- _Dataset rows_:
──────

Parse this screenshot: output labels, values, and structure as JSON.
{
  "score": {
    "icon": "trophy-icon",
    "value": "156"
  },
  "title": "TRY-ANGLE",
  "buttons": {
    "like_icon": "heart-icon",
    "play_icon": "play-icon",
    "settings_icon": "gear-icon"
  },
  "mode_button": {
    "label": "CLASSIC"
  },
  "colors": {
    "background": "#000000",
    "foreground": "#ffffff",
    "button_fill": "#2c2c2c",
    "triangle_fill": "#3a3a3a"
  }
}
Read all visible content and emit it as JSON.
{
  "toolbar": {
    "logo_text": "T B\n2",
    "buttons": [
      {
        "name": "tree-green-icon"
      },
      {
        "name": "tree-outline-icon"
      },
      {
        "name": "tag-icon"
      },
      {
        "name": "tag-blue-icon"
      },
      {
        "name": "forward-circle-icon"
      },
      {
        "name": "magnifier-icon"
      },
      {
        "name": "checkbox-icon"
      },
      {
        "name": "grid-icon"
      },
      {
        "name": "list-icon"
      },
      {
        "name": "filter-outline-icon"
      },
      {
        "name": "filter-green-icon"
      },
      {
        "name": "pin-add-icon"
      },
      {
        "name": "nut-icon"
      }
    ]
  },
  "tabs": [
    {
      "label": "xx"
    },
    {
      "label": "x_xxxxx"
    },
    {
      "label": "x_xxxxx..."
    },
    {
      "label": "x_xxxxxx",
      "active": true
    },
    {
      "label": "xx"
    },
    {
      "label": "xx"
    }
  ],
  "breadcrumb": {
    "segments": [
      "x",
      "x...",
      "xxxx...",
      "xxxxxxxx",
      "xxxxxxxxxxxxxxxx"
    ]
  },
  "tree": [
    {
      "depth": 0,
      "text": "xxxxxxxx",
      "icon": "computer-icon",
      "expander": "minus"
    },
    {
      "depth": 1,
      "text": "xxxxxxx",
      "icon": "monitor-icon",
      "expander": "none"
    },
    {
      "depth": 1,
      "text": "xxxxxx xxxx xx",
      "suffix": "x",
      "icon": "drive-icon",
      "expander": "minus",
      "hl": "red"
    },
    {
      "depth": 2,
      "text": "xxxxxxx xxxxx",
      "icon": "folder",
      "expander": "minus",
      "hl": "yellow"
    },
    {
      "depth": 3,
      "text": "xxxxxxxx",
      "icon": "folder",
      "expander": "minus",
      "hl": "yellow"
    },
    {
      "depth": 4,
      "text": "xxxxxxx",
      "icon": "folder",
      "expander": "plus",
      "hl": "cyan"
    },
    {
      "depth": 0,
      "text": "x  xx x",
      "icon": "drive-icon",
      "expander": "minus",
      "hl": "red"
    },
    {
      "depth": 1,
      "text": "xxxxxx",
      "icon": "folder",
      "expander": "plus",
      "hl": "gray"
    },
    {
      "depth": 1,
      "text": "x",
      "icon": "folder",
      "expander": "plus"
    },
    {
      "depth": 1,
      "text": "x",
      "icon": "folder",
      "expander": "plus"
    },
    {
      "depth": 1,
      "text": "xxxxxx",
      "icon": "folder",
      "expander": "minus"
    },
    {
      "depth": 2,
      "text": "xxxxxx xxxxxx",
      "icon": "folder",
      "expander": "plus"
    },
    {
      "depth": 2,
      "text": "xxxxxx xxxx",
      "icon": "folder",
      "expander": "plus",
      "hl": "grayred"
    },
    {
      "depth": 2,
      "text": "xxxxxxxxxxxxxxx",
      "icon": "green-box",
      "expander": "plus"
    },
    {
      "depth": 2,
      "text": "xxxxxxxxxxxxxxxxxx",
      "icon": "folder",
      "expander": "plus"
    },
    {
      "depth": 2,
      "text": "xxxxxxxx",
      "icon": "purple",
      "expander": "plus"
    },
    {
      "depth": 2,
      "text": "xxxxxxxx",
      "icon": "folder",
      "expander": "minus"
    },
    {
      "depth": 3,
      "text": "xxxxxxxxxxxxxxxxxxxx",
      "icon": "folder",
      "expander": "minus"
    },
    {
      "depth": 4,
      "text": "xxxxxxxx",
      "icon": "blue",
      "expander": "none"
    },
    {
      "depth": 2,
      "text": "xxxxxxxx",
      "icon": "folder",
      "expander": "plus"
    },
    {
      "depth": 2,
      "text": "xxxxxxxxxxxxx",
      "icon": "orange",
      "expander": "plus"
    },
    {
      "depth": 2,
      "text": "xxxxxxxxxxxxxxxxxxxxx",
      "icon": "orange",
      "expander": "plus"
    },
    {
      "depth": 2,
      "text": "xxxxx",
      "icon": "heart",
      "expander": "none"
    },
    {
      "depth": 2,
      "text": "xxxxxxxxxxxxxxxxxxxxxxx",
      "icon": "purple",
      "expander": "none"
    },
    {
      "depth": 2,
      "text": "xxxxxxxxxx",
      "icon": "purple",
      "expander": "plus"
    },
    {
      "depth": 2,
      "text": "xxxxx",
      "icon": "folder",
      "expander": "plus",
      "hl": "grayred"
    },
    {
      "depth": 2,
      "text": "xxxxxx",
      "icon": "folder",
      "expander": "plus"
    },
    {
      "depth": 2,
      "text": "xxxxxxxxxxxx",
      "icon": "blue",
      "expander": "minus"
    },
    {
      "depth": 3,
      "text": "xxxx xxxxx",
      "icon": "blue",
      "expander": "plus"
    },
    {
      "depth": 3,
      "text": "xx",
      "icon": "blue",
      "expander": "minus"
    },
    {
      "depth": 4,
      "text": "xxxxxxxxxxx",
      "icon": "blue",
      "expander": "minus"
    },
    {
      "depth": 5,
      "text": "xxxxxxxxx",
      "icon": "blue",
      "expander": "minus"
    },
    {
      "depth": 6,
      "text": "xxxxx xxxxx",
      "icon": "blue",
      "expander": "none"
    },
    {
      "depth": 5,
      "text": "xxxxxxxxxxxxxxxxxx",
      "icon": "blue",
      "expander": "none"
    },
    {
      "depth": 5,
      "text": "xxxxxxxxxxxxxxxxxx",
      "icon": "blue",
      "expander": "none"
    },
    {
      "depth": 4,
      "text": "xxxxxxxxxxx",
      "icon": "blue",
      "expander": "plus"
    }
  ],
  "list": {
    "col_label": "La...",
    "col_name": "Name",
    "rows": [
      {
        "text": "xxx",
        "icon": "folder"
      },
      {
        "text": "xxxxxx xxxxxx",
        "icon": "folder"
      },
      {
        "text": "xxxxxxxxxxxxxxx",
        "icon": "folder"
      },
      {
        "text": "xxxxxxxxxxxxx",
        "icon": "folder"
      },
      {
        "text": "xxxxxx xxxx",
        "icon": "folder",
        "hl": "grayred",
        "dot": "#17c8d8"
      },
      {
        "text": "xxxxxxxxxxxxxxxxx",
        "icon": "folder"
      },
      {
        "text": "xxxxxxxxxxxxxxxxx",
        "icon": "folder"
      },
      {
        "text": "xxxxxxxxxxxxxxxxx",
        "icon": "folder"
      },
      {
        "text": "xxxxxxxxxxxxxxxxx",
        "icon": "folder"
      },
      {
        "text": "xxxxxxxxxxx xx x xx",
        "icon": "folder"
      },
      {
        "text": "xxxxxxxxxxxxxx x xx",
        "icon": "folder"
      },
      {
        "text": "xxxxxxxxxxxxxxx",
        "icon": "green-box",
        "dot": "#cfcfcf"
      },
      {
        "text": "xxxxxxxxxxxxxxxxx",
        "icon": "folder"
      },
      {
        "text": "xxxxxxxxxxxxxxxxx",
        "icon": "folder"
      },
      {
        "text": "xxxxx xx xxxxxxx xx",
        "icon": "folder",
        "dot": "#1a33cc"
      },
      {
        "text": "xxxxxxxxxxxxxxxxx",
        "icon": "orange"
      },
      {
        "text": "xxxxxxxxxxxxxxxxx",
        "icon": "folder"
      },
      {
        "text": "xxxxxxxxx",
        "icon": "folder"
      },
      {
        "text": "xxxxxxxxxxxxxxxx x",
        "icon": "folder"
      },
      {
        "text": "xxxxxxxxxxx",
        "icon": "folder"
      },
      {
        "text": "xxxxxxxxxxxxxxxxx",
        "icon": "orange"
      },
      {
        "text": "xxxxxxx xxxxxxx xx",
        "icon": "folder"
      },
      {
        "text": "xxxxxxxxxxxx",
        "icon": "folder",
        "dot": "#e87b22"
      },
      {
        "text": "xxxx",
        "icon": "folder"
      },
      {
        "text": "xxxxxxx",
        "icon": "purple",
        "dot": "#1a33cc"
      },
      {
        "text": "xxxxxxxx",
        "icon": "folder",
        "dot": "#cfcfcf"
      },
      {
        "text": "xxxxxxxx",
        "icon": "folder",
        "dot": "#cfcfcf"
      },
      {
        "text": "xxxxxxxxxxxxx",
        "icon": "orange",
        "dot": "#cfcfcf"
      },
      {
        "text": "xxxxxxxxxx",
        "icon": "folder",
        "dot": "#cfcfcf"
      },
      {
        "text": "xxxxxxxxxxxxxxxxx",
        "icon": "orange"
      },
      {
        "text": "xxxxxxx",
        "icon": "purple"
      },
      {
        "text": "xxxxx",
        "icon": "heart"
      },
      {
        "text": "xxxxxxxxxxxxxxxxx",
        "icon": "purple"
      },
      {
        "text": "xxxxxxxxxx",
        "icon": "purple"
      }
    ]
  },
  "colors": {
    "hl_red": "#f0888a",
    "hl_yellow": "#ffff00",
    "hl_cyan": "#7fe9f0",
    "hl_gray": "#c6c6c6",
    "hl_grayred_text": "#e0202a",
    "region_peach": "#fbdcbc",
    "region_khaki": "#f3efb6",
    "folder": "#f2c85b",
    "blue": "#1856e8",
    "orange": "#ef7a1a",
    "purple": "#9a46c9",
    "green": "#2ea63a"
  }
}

──────

Give nothing but the number of lines containing the string "tree".

- _Solution for this task_: 3